[Dataset records on visual material]
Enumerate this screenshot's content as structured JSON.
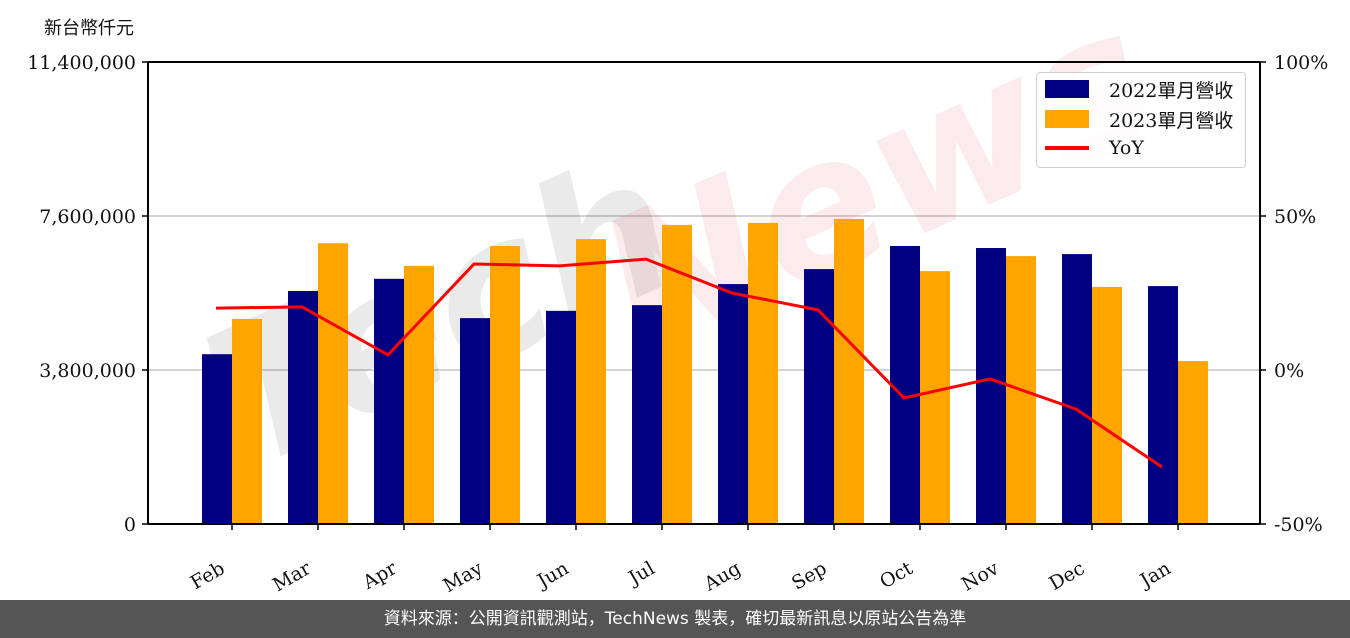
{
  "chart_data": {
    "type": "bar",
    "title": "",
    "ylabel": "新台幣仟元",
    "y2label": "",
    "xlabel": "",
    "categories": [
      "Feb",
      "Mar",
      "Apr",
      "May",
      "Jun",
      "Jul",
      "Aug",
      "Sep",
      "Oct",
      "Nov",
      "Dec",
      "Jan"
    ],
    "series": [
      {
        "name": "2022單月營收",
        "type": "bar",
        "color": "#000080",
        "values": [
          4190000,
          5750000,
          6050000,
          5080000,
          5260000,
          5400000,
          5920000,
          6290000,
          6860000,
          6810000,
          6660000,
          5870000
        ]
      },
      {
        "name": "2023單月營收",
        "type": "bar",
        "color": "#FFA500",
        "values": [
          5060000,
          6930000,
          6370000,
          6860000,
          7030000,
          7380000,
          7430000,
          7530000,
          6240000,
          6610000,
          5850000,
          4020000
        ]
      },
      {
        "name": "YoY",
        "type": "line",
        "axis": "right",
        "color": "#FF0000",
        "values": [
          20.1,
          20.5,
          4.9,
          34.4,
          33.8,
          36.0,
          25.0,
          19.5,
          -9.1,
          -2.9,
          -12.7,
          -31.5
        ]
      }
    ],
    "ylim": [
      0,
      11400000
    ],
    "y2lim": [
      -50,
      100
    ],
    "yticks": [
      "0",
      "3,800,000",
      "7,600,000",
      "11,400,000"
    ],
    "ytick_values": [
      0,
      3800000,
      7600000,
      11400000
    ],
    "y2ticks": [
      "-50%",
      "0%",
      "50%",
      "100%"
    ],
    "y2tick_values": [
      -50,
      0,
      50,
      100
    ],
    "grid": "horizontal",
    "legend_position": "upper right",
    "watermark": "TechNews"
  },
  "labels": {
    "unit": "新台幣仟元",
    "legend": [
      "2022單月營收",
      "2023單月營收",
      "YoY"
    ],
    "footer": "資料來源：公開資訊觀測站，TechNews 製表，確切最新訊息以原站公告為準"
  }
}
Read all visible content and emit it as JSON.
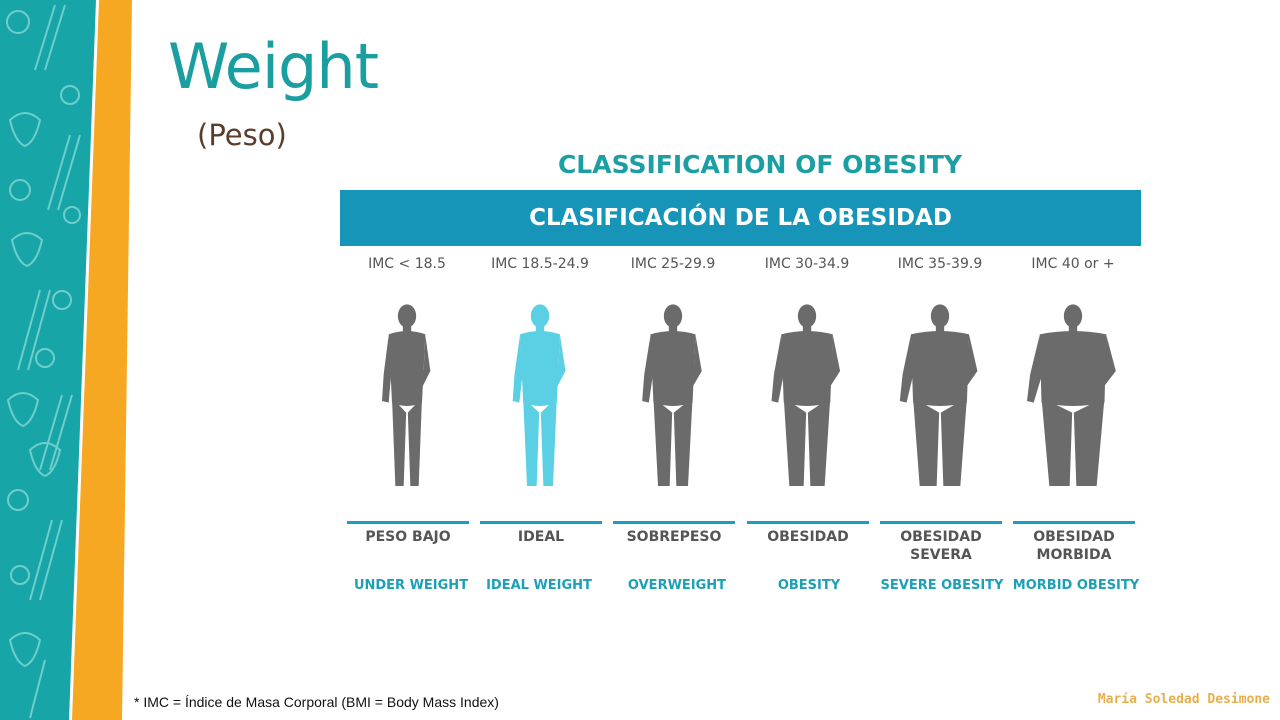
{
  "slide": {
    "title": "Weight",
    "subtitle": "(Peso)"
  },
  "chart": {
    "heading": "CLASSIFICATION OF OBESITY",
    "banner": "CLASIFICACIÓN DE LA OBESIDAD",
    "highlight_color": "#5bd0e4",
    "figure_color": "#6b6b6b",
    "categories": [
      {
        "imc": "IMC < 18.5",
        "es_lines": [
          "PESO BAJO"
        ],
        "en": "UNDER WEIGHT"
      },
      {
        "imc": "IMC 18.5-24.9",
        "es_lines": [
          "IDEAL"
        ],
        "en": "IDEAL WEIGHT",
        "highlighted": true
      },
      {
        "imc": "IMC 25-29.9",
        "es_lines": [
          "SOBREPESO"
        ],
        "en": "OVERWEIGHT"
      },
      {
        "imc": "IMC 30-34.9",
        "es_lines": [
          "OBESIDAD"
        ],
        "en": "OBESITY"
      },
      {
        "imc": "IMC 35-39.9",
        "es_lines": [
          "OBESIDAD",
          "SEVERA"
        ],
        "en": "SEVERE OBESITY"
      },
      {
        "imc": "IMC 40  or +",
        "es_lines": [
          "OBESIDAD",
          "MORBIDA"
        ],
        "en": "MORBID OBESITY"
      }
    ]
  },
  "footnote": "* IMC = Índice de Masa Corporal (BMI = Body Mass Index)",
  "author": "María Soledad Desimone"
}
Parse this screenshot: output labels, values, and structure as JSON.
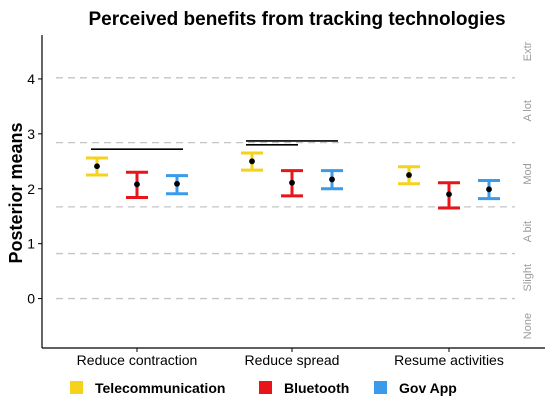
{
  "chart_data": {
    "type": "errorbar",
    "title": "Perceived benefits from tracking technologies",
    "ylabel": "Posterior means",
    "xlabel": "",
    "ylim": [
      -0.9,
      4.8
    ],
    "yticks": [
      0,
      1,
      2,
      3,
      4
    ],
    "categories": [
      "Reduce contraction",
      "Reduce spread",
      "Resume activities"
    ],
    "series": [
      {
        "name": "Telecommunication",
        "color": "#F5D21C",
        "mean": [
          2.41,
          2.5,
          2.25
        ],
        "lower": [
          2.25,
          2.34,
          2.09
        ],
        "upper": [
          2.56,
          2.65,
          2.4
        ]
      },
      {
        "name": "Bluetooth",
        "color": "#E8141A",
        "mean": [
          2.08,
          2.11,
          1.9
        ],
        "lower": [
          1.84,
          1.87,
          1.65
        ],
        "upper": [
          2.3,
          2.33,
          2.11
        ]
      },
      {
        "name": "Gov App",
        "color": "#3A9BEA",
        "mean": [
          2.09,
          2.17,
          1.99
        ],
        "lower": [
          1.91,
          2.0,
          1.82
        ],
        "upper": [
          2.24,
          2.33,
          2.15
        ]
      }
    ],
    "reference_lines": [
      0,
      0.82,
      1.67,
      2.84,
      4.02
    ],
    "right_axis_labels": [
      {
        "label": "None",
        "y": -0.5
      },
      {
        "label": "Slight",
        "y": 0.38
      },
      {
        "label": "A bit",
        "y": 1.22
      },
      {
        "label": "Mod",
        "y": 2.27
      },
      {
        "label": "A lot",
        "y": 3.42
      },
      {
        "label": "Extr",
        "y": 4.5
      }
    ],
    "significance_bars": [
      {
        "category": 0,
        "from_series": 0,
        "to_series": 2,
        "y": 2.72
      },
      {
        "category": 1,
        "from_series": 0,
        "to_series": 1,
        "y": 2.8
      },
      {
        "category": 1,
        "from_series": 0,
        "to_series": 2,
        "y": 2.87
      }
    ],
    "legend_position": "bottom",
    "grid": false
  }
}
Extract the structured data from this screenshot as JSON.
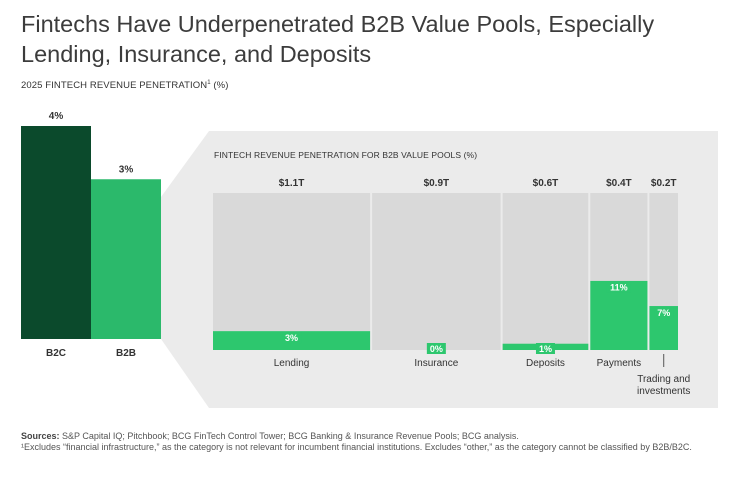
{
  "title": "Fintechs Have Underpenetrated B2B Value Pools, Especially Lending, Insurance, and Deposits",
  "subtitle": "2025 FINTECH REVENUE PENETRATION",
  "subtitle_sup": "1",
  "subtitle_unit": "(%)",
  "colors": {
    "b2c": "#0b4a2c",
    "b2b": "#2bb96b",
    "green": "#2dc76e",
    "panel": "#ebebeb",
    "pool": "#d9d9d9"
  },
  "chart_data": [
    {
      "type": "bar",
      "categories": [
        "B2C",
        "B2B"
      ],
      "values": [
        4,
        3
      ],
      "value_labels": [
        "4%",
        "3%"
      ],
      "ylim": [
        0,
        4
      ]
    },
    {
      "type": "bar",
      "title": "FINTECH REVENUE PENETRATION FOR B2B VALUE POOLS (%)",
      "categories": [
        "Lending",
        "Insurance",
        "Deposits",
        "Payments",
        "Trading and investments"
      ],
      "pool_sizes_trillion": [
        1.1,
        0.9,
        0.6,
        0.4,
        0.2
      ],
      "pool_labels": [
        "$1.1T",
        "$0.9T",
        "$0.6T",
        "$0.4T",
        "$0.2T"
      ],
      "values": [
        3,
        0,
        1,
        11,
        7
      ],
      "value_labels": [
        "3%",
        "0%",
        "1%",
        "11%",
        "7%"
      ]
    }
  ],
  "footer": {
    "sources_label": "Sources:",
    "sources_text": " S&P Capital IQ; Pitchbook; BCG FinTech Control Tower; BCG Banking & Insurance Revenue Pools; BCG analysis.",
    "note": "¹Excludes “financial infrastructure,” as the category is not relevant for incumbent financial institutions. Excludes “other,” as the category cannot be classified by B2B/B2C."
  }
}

What to work on:
The entries above are to be returned exactly, without their pictures.

Answer for the task:
Enumerate this screenshot's content as structured JSON.
{
  "chart_data": {
    "type": "bar",
    "title": "",
    "ylabel": "新台幣仟元",
    "y2label": "",
    "xlabel": "",
    "categories": [
      "Feb",
      "Mar",
      "Apr",
      "May",
      "Jun",
      "Jul",
      "Aug",
      "Sep",
      "Oct",
      "Nov",
      "Dec",
      "Jan"
    ],
    "series": [
      {
        "name": "2022單月營收",
        "type": "bar",
        "color": "#000080",
        "values": [
          4190000,
          5750000,
          6050000,
          5080000,
          5260000,
          5400000,
          5920000,
          6290000,
          6860000,
          6810000,
          6660000,
          5870000
        ]
      },
      {
        "name": "2023單月營收",
        "type": "bar",
        "color": "#FFA500",
        "values": [
          5060000,
          6930000,
          6370000,
          6860000,
          7030000,
          7380000,
          7430000,
          7530000,
          6240000,
          6610000,
          5850000,
          4020000
        ]
      },
      {
        "name": "YoY",
        "type": "line",
        "axis": "right",
        "color": "#FF0000",
        "values": [
          20.1,
          20.5,
          4.9,
          34.4,
          33.8,
          36.0,
          25.0,
          19.5,
          -9.1,
          -2.9,
          -12.7,
          -31.5
        ]
      }
    ],
    "ylim": [
      0,
      11400000
    ],
    "y2lim": [
      -50,
      100
    ],
    "yticks": [
      "0",
      "3,800,000",
      "7,600,000",
      "11,400,000"
    ],
    "ytick_values": [
      0,
      3800000,
      7600000,
      11400000
    ],
    "y2ticks": [
      "-50%",
      "0%",
      "50%",
      "100%"
    ],
    "y2tick_values": [
      -50,
      0,
      50,
      100
    ],
    "grid": "horizontal",
    "legend_position": "upper right",
    "watermark": "TechNews"
  },
  "labels": {
    "unit": "新台幣仟元",
    "legend": [
      "2022單月營收",
      "2023單月營收",
      "YoY"
    ],
    "footer": "資料來源：公開資訊觀測站，TechNews 製表，確切最新訊息以原站公告為準"
  }
}
Read all visible content and emit it as JSON.
{
  "slide": {
    "title": "Weight",
    "subtitle": "(Peso)"
  },
  "chart": {
    "heading": "CLASSIFICATION OF OBESITY",
    "banner": "CLASIFICACIÓN DE LA OBESIDAD",
    "highlight_color": "#5bd0e4",
    "figure_color": "#6b6b6b",
    "categories": [
      {
        "imc": "IMC < 18.5",
        "es_lines": [
          "PESO BAJO"
        ],
        "en": "UNDER WEIGHT"
      },
      {
        "imc": "IMC 18.5-24.9",
        "es_lines": [
          "IDEAL"
        ],
        "en": "IDEAL WEIGHT",
        "highlighted": true
      },
      {
        "imc": "IMC 25-29.9",
        "es_lines": [
          "SOBREPESO"
        ],
        "en": "OVERWEIGHT"
      },
      {
        "imc": "IMC 30-34.9",
        "es_lines": [
          "OBESIDAD"
        ],
        "en": "OBESITY"
      },
      {
        "imc": "IMC 35-39.9",
        "es_lines": [
          "OBESIDAD",
          "SEVERA"
        ],
        "en": "SEVERE OBESITY"
      },
      {
        "imc": "IMC 40  or +",
        "es_lines": [
          "OBESIDAD",
          "MORBIDA"
        ],
        "en": "MORBID OBESITY"
      }
    ]
  },
  "footnote": "* IMC = Índice de Masa Corporal (BMI = Body Mass Index)",
  "author": "María Soledad Desimone"
}
Parse this screenshot: output labels, values, and structure as JSON.
{
  "chart_data": {
    "type": "errorbar",
    "title": "Perceived benefits from tracking technologies",
    "ylabel": "Posterior means",
    "xlabel": "",
    "ylim": [
      -0.9,
      4.8
    ],
    "yticks": [
      0,
      1,
      2,
      3,
      4
    ],
    "categories": [
      "Reduce contraction",
      "Reduce spread",
      "Resume activities"
    ],
    "series": [
      {
        "name": "Telecommunication",
        "color": "#F5D21C",
        "mean": [
          2.41,
          2.5,
          2.25
        ],
        "lower": [
          2.25,
          2.34,
          2.09
        ],
        "upper": [
          2.56,
          2.65,
          2.4
        ]
      },
      {
        "name": "Bluetooth",
        "color": "#E8141A",
        "mean": [
          2.08,
          2.11,
          1.9
        ],
        "lower": [
          1.84,
          1.87,
          1.65
        ],
        "upper": [
          2.3,
          2.33,
          2.11
        ]
      },
      {
        "name": "Gov App",
        "color": "#3A9BEA",
        "mean": [
          2.09,
          2.17,
          1.99
        ],
        "lower": [
          1.91,
          2.0,
          1.82
        ],
        "upper": [
          2.24,
          2.33,
          2.15
        ]
      }
    ],
    "reference_lines": [
      0,
      0.82,
      1.67,
      2.84,
      4.02
    ],
    "right_axis_labels": [
      {
        "label": "None",
        "y": -0.5
      },
      {
        "label": "Slight",
        "y": 0.38
      },
      {
        "label": "A bit",
        "y": 1.22
      },
      {
        "label": "Mod",
        "y": 2.27
      },
      {
        "label": "A lot",
        "y": 3.42
      },
      {
        "label": "Extr",
        "y": 4.5
      }
    ],
    "significance_bars": [
      {
        "category": 0,
        "from_series": 0,
        "to_series": 2,
        "y": 2.72
      },
      {
        "category": 1,
        "from_series": 0,
        "to_series": 1,
        "y": 2.8
      },
      {
        "category": 1,
        "from_series": 0,
        "to_series": 2,
        "y": 2.87
      }
    ],
    "legend_position": "bottom",
    "grid": false
  }
}
Extract the structured data from this screenshot as JSON.
{
  "title": "Fintechs Have Underpenetrated B2B Value Pools, Especially Lending, Insurance, and Deposits",
  "subtitle": "2025 FINTECH REVENUE PENETRATION",
  "subtitle_sup": "1",
  "subtitle_unit": "(%)",
  "colors": {
    "b2c": "#0b4a2c",
    "b2b": "#2bb96b",
    "green": "#2dc76e",
    "panel": "#ebebeb",
    "pool": "#d9d9d9"
  },
  "chart_data": [
    {
      "type": "bar",
      "categories": [
        "B2C",
        "B2B"
      ],
      "values": [
        4,
        3
      ],
      "value_labels": [
        "4%",
        "3%"
      ],
      "ylim": [
        0,
        4
      ]
    },
    {
      "type": "bar",
      "title": "FINTECH REVENUE PENETRATION FOR B2B VALUE POOLS (%)",
      "categories": [
        "Lending",
        "Insurance",
        "Deposits",
        "Payments",
        "Trading and investments"
      ],
      "pool_sizes_trillion": [
        1.1,
        0.9,
        0.6,
        0.4,
        0.2
      ],
      "pool_labels": [
        "$1.1T",
        "$0.9T",
        "$0.6T",
        "$0.4T",
        "$0.2T"
      ],
      "values": [
        3,
        0,
        1,
        11,
        7
      ],
      "value_labels": [
        "3%",
        "0%",
        "1%",
        "11%",
        "7%"
      ]
    }
  ],
  "footer": {
    "sources_label": "Sources:",
    "sources_text": " S&P Capital IQ; Pitchbook; BCG FinTech Control Tower; BCG Banking & Insurance Revenue Pools; BCG analysis.",
    "note": "¹Excludes “financial infrastructure,” as the category is not relevant for incumbent financial institutions. Excludes “other,” as the category cannot be classified by B2B/B2C."
  }
}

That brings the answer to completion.